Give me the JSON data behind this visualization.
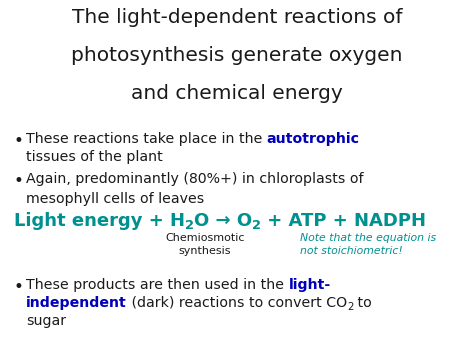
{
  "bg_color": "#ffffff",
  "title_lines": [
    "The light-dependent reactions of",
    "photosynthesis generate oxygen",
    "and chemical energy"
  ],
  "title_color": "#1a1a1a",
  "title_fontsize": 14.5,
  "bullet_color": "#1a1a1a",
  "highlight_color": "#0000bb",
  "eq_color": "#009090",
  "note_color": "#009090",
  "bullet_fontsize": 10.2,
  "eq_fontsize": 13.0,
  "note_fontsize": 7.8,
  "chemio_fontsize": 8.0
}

Aim of the task
Copy the records above exactly, omitting every picture.

Task solution
Give me the JSON data behind this visualization.
{
  "bg_color": "#ffffff",
  "title_lines": [
    "The light-dependent reactions of",
    "photosynthesis generate oxygen",
    "and chemical energy"
  ],
  "title_color": "#1a1a1a",
  "title_fontsize": 14.5,
  "bullet_color": "#1a1a1a",
  "highlight_color": "#0000bb",
  "eq_color": "#009090",
  "note_color": "#009090",
  "bullet_fontsize": 10.2,
  "eq_fontsize": 13.0,
  "note_fontsize": 7.8,
  "chemio_fontsize": 8.0
}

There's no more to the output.